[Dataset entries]
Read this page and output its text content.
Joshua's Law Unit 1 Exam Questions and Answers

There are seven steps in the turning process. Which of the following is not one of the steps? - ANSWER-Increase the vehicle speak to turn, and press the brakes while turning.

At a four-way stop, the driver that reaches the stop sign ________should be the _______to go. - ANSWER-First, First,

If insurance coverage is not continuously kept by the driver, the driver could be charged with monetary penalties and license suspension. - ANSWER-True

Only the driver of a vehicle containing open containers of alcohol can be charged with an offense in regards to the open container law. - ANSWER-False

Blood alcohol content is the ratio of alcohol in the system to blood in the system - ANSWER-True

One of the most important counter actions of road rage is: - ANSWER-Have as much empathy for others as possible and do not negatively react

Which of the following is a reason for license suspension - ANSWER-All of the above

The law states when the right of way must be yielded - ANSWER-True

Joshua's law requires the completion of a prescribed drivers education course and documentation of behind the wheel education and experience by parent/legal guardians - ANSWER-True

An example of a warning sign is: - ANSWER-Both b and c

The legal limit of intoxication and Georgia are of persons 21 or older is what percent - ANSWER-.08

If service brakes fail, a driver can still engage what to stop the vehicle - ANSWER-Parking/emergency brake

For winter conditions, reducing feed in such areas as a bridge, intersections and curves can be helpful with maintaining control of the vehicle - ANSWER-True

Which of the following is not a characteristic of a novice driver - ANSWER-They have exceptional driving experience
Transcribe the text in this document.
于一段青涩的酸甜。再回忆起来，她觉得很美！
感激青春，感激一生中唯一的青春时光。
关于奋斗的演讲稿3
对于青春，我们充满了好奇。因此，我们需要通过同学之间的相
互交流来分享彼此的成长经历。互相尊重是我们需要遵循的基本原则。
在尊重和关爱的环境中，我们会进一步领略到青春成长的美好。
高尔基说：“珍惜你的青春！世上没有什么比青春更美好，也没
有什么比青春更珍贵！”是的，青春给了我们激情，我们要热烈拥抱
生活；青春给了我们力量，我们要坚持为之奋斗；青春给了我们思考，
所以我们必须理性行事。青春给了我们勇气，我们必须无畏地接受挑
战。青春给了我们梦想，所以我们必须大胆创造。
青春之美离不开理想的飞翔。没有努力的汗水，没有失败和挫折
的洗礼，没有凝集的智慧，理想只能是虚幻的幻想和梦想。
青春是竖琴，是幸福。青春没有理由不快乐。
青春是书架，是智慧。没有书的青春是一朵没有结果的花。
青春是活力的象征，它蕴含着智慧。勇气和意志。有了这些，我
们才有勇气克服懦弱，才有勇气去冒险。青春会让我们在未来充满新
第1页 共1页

GOAL:
Repeat the material in full, exactly as it stands.

REPLY:
Read this page and output its text content.
Joshua's Law Unit 1 Exam Questions and Answers

There are seven steps in the turning process. Which of the following is not one of the steps? - ANSWER-Increase the vehicle speak to turn, and press the brakes while turning.

At a four-way stop, the driver that reaches the stop sign ________should be the _______to go. - ANSWER-First, First,

If insurance coverage is not continuously kept by the driver, the driver could be charged with monetary penalties and license suspension. - ANSWER-True

Only the driver of a vehicle containing open containers of alcohol can be charged with an offense in regards to the open container law. - ANSWER-False

Blood alcohol content is the ratio of alcohol in the system to blood in the system - ANSWER-True

One of the most important counter actions of road rage is: - ANSWER-Have as much empathy for others as possible and do not negatively react

Which of the following is a reason for license suspension - ANSWER-All of the above

The law states when the right of way must be yielded - ANSWER-True

Joshua's law requires the completion of a prescribed drivers education course and documentation of behind the wheel education and experience by parent/legal guardians - ANSWER-True

An example of a warning sign is: - ANSWER-Both b and c

The legal limit of intoxication and Georgia are of persons 21 or older is what percent - ANSWER-.08

If service brakes fail, a driver can still engage what to stop the vehicle - ANSWER-Parking/emergency brake

For winter conditions, reducing feed in such areas as a bridge, intersections and curves can be helpful with maintaining control of the vehicle - ANSWER-True

Which of the following is not a characteristic of a novice driver - ANSWER-They have exceptional driving experience
Transcribe the text in this document.
于一段青涩的酸甜。再回忆起来，她觉得很美！
感激青春，感激一生中唯一的青春时光。
关于奋斗的演讲稿3
对于青春，我们充满了好奇。因此，我们需要通过同学之间的相
互交流来分享彼此的成长经历。互相尊重是我们需要遵循的基本原则。
在尊重和关爱的环境中，我们会进一步领略到青春成长的美好。
高尔基说：“珍惜你的青春！世上没有什么比青春更美好，也没
有什么比青春更珍贵！”是的，青春给了我们激情，我们要热烈拥抱
生活；青春给了我们力量，我们要坚持为之奋斗；青春给了我们思考，
所以我们必须理性行事。青春给了我们勇气，我们必须无畏地接受挑
战。青春给了我们梦想，所以我们必须大胆创造。
青春之美离不开理想的飞翔。没有努力的汗水，没有失败和挫折
的洗礼，没有凝集的智慧，理想只能是虚幻的幻想和梦想。
青春是竖琴，是幸福。青春没有理由不快乐。
青春是书架，是智慧。没有书的青春是一朵没有结果的花。
青春是活力的象征，它蕴含着智慧。勇气和意志。有了这些，我
们才有勇气克服懦弱，才有勇气去冒险。青春会让我们在未来充满新
第1页 共1页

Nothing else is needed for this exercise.